▶ What you need to do
Render everything from the start of the entries down to the line containing "tag-facebook[interactable]: Facebook bbox=[613, 473, 676, 491]" as a numbered list, leaving out blank lines.

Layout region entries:

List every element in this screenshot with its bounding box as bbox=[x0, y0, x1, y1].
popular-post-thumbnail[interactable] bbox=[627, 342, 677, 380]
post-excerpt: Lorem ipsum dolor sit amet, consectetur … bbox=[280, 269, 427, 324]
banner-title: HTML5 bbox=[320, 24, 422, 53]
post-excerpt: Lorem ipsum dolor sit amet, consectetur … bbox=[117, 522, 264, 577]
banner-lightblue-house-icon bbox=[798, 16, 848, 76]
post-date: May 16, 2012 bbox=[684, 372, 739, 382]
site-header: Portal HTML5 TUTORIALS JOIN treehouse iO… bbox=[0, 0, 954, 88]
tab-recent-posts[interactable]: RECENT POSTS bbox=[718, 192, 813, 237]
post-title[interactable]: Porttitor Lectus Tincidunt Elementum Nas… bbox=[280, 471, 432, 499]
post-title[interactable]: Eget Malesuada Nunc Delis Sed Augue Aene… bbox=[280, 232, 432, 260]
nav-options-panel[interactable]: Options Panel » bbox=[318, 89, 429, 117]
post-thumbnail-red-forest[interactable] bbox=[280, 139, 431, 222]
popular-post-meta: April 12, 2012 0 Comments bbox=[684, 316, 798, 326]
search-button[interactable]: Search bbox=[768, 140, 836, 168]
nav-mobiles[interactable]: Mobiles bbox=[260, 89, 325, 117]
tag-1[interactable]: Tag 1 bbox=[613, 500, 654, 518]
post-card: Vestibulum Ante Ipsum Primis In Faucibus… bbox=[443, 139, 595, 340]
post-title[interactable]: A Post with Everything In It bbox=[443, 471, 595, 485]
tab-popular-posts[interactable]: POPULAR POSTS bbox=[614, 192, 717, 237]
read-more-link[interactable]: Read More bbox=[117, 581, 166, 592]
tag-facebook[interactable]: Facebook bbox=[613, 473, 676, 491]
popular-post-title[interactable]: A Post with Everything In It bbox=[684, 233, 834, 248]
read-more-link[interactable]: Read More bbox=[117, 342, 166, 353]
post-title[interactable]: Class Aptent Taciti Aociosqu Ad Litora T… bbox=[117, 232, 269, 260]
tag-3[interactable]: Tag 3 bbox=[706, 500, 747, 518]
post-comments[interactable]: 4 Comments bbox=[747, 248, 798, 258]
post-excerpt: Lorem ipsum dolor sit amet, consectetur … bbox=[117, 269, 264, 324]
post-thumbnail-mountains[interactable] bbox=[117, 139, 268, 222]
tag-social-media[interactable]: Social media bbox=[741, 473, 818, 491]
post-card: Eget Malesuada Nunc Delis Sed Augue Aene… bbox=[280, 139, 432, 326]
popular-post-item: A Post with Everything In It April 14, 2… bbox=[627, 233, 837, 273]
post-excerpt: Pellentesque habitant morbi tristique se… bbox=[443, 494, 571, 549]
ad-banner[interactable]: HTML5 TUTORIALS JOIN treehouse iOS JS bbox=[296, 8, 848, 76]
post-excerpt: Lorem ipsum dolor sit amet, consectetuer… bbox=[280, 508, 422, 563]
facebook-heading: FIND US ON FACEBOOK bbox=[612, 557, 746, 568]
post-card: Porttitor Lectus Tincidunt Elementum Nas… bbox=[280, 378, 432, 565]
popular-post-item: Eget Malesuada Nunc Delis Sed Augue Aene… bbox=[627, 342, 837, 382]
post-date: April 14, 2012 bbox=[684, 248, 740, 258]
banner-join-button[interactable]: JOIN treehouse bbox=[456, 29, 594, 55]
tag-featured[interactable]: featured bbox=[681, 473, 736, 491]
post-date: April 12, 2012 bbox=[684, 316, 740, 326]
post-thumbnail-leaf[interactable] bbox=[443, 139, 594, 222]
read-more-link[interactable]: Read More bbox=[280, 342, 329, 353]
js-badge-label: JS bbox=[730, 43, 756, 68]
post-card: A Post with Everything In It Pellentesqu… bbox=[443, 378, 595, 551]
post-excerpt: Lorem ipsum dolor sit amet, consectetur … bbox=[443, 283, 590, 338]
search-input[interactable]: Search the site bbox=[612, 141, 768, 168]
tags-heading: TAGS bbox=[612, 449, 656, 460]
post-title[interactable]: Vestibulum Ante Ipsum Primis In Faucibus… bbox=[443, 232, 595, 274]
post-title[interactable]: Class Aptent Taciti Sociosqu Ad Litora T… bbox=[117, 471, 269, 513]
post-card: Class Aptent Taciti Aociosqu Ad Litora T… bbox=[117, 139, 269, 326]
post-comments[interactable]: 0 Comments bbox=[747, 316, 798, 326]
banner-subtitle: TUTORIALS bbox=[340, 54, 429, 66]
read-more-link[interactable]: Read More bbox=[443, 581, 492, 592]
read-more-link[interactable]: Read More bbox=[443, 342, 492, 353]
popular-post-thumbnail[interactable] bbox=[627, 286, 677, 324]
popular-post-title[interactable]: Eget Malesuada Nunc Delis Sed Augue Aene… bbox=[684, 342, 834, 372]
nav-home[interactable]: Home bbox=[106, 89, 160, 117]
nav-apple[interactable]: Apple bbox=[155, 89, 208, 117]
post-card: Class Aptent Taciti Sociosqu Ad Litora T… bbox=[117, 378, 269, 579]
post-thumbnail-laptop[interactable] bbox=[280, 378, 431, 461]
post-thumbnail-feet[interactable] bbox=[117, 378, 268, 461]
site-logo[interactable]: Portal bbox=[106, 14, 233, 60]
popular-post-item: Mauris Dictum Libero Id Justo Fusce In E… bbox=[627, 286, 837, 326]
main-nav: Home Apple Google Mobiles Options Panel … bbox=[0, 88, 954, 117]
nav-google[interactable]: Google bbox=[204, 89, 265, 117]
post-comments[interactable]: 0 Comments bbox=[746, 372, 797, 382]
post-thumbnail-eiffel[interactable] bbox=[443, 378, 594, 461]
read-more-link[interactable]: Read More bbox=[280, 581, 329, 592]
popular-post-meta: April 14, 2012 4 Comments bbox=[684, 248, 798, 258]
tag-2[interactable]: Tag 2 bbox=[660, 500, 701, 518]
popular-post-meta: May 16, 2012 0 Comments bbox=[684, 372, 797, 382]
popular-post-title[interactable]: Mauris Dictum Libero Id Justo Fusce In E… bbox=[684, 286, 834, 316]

▶ Full output
1. List every element in this screenshot with its bounding box as bbox=[x0, y0, x1, y1].
2. popular-post-thumbnail[interactable] bbox=[627, 342, 677, 380]
3. post-excerpt: Lorem ipsum dolor sit amet, consectetur … bbox=[280, 269, 427, 324]
4. banner-title: HTML5 bbox=[320, 24, 422, 53]
5. post-excerpt: Lorem ipsum dolor sit amet, consectetur … bbox=[117, 522, 264, 577]
6. banner-lightblue-house-icon bbox=[798, 16, 848, 76]
7. post-date: May 16, 2012 bbox=[684, 372, 739, 382]
8. site-header: Portal HTML5 TUTORIALS JOIN treehouse iO… bbox=[0, 0, 954, 88]
9. tab-recent-posts[interactable]: RECENT POSTS bbox=[718, 192, 813, 237]
10. post-title[interactable]: Porttitor Lectus Tincidunt Elementum Nas… bbox=[280, 471, 432, 499]
11. post-title[interactable]: Eget Malesuada Nunc Delis Sed Augue Aene… bbox=[280, 232, 432, 260]
12. nav-options-panel[interactable]: Options Panel » bbox=[318, 89, 429, 117]
13. post-thumbnail-red-forest[interactable] bbox=[280, 139, 431, 222]
14. popular-post-meta: April 12, 2012 0 Comments bbox=[684, 316, 798, 326]
15. search-button[interactable]: Search bbox=[768, 140, 836, 168]
16. nav-mobiles[interactable]: Mobiles bbox=[260, 89, 325, 117]
17. tag-1[interactable]: Tag 1 bbox=[613, 500, 654, 518]
18. post-card: Vestibulum Ante Ipsum Primis In Faucibus… bbox=[443, 139, 595, 340]
19. post-title[interactable]: A Post with Everything In It bbox=[443, 471, 595, 485]
20. tab-popular-posts[interactable]: POPULAR POSTS bbox=[614, 192, 717, 237]
21. read-more-link[interactable]: Read More bbox=[117, 581, 166, 592]
22. tag-facebook[interactable]: Facebook bbox=[613, 473, 676, 491]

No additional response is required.